- Short task
Make an exact copy of the records, with the pictures left out.

— START —

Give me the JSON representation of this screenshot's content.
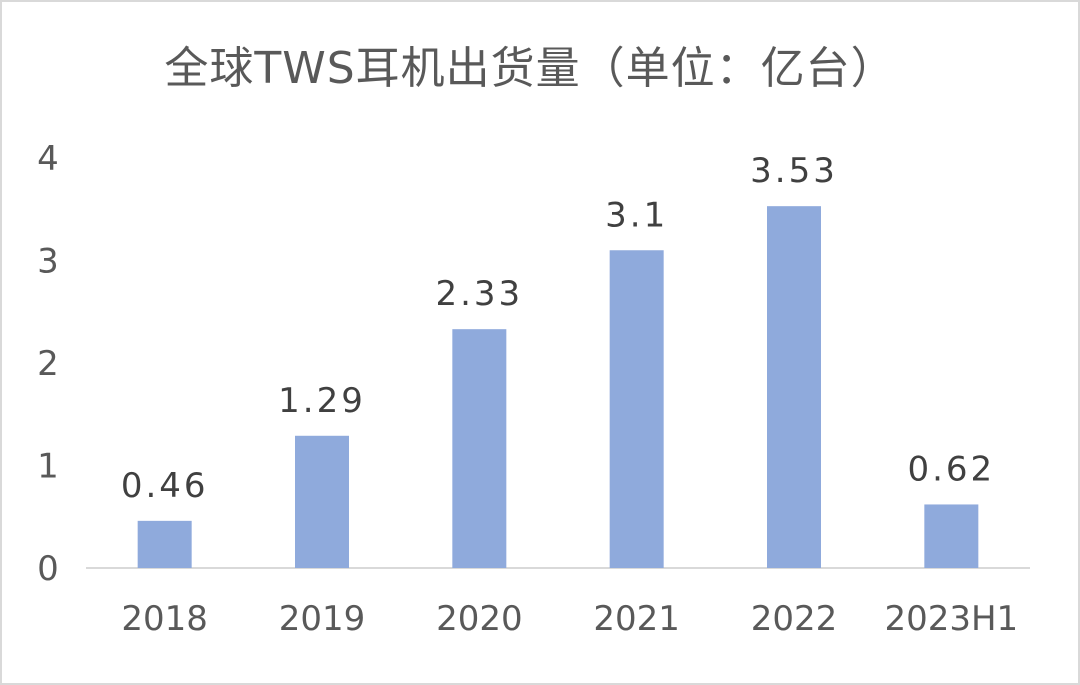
{
  "chart_data": {
    "type": "bar",
    "title": "全球TWS耳机出货量（单位：亿台）",
    "categories": [
      "2018",
      "2019",
      "2020",
      "2021",
      "2022",
      "2023H1"
    ],
    "values": [
      0.46,
      1.29,
      2.33,
      3.1,
      3.53,
      0.62
    ],
    "data_labels": [
      "0.46",
      "1.29",
      "2.33",
      "3.1",
      "3.53",
      "0.62"
    ],
    "y_ticks": [
      "0",
      "1",
      "2",
      "3",
      "4"
    ],
    "ylim": [
      0,
      4
    ],
    "xlabel": "",
    "ylabel": "",
    "grid": false,
    "legend": "none",
    "bar_color": "#8faadc",
    "axis_color": "#d9d9d9"
  }
}
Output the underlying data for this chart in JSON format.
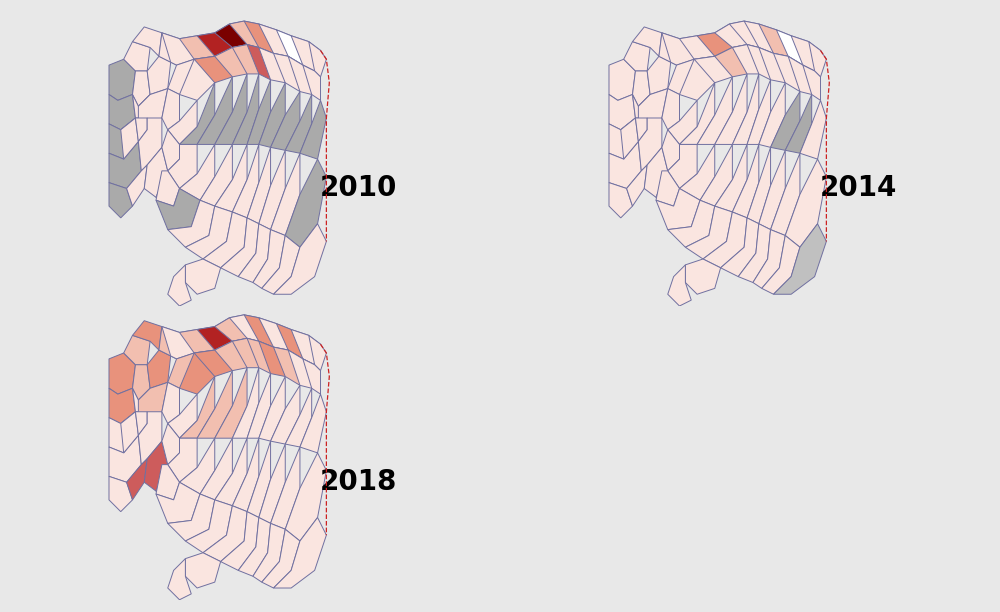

— END —

- The answer
Give me the JSON representation of this screenshot's content.
{
  "chart_data": {
    "type": "bar",
    "title": "全球TWS耳机出货量（单位：亿台）",
    "categories": [
      "2018",
      "2019",
      "2020",
      "2021",
      "2022",
      "2023H1"
    ],
    "values": [
      0.46,
      1.29,
      2.33,
      3.1,
      3.53,
      0.62
    ],
    "data_labels": [
      "0.46",
      "1.29",
      "2.33",
      "3.1",
      "3.53",
      "0.62"
    ],
    "y_ticks": [
      "0",
      "1",
      "2",
      "3",
      "4"
    ],
    "ylim": [
      0,
      4
    ],
    "xlabel": "",
    "ylabel": "",
    "grid": false,
    "legend": "none",
    "bar_color": "#8faadc",
    "axis_color": "#d9d9d9"
  }
}
Output the underlying data for this chart in JSON format.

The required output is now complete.